YOUR TASK
Faithfully return all lines, omitting every embedded picture.
+ + + + +
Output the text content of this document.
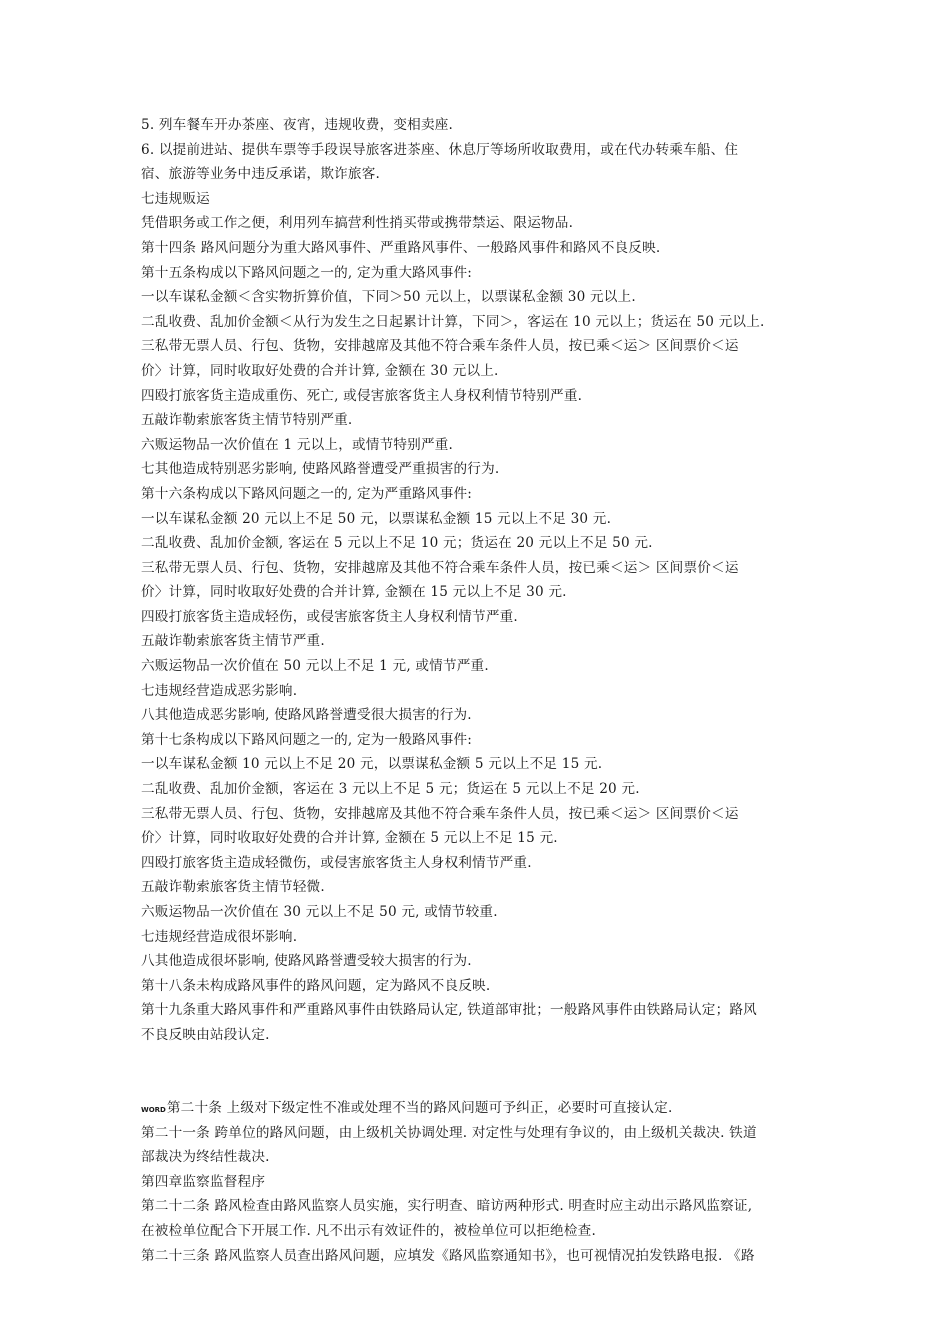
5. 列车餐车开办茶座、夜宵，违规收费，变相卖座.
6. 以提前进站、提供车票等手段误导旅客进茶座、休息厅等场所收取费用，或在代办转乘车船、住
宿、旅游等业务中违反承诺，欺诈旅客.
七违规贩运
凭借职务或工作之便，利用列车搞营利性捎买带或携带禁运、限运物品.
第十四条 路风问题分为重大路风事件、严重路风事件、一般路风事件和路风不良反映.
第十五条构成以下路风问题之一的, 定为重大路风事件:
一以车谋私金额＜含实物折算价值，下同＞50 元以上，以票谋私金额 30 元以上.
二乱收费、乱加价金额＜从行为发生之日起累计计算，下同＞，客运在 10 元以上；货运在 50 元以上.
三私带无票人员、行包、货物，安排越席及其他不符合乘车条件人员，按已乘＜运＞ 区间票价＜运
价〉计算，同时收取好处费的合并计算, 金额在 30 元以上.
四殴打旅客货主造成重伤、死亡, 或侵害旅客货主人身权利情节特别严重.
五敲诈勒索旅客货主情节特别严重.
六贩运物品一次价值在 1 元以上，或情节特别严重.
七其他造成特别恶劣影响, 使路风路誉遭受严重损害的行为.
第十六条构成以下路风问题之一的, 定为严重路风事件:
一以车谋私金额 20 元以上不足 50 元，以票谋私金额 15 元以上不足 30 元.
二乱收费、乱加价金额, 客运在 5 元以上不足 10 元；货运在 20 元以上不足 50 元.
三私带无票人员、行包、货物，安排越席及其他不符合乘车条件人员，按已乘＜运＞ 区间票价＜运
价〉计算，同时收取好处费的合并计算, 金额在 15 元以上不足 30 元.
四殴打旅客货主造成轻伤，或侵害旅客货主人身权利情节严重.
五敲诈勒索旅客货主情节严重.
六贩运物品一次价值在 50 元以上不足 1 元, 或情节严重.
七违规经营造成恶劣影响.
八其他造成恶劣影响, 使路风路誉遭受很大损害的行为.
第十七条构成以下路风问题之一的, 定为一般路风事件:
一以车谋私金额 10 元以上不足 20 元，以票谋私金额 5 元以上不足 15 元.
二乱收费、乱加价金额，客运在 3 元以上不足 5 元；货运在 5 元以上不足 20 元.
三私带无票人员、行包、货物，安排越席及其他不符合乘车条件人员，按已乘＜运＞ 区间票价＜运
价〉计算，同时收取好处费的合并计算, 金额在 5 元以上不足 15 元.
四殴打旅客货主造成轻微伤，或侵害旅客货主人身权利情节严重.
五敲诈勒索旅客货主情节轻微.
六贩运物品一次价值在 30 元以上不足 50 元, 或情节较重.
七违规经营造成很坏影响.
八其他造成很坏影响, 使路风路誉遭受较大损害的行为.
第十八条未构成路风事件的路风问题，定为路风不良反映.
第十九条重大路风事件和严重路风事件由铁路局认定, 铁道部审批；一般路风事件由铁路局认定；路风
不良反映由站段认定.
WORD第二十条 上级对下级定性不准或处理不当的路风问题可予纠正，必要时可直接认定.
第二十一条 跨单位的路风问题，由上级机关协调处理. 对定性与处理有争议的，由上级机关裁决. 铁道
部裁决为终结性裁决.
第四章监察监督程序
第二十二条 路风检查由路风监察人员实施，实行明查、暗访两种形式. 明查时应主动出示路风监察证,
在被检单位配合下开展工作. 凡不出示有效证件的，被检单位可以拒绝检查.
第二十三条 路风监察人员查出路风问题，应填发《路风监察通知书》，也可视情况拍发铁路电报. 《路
+ + + + +
WORKED SOLUTION
Output the text content of this document.
5. 列车餐车开办茶座、夜宵，违规收费，变相卖座.
6. 以提前进站、提供车票等手段误导旅客进茶座、休息厅等场所收取费用，或在代办转乘车船、住
宿、旅游等业务中违反承诺，欺诈旅客.
七违规贩运
凭借职务或工作之便，利用列车搞营利性捎买带或携带禁运、限运物品.
第十四条 路风问题分为重大路风事件、严重路风事件、一般路风事件和路风不良反映.
第十五条构成以下路风问题之一的, 定为重大路风事件:
一以车谋私金额＜含实物折算价值，下同＞50 元以上，以票谋私金额 30 元以上.
二乱收费、乱加价金额＜从行为发生之日起累计计算，下同＞，客运在 10 元以上；货运在 50 元以上.
三私带无票人员、行包、货物，安排越席及其他不符合乘车条件人员，按已乘＜运＞ 区间票价＜运
价〉计算，同时收取好处费的合并计算, 金额在 30 元以上.
四殴打旅客货主造成重伤、死亡, 或侵害旅客货主人身权利情节特别严重.
五敲诈勒索旅客货主情节特别严重.
六贩运物品一次价值在 1 元以上，或情节特别严重.
七其他造成特别恶劣影响, 使路风路誉遭受严重损害的行为.
第十六条构成以下路风问题之一的, 定为严重路风事件:
一以车谋私金额 20 元以上不足 50 元，以票谋私金额 15 元以上不足 30 元.
二乱收费、乱加价金额, 客运在 5 元以上不足 10 元；货运在 20 元以上不足 50 元.
三私带无票人员、行包、货物，安排越席及其他不符合乘车条件人员，按已乘＜运＞ 区间票价＜运
价〉计算，同时收取好处费的合并计算, 金额在 15 元以上不足 30 元.
四殴打旅客货主造成轻伤，或侵害旅客货主人身权利情节严重.
五敲诈勒索旅客货主情节严重.
六贩运物品一次价值在 50 元以上不足 1 元, 或情节严重.
七违规经营造成恶劣影响.
八其他造成恶劣影响, 使路风路誉遭受很大损害的行为.
第十七条构成以下路风问题之一的, 定为一般路风事件:
一以车谋私金额 10 元以上不足 20 元，以票谋私金额 5 元以上不足 15 元.
二乱收费、乱加价金额，客运在 3 元以上不足 5 元；货运在 5 元以上不足 20 元.
三私带无票人员、行包、货物，安排越席及其他不符合乘车条件人员，按已乘＜运＞ 区间票价＜运
价〉计算，同时收取好处费的合并计算, 金额在 5 元以上不足 15 元.
四殴打旅客货主造成轻微伤，或侵害旅客货主人身权利情节严重.
五敲诈勒索旅客货主情节轻微.
六贩运物品一次价值在 30 元以上不足 50 元, 或情节较重.
七违规经营造成很坏影响.
八其他造成很坏影响, 使路风路誉遭受较大损害的行为.
第十八条未构成路风事件的路风问题，定为路风不良反映.
第十九条重大路风事件和严重路风事件由铁路局认定, 铁道部审批；一般路风事件由铁路局认定；路风
不良反映由站段认定.
WORD第二十条 上级对下级定性不准或处理不当的路风问题可予纠正，必要时可直接认定.
第二十一条 跨单位的路风问题，由上级机关协调处理. 对定性与处理有争议的，由上级机关裁决. 铁道
部裁决为终结性裁决.
第四章监察监督程序
第二十二条 路风检查由路风监察人员实施，实行明查、暗访两种形式. 明查时应主动出示路风监察证,
在被检单位配合下开展工作. 凡不出示有效证件的，被检单位可以拒绝检查.
第二十三条 路风监察人员查出路风问题，应填发《路风监察通知书》，也可视情况拍发铁路电报. 《路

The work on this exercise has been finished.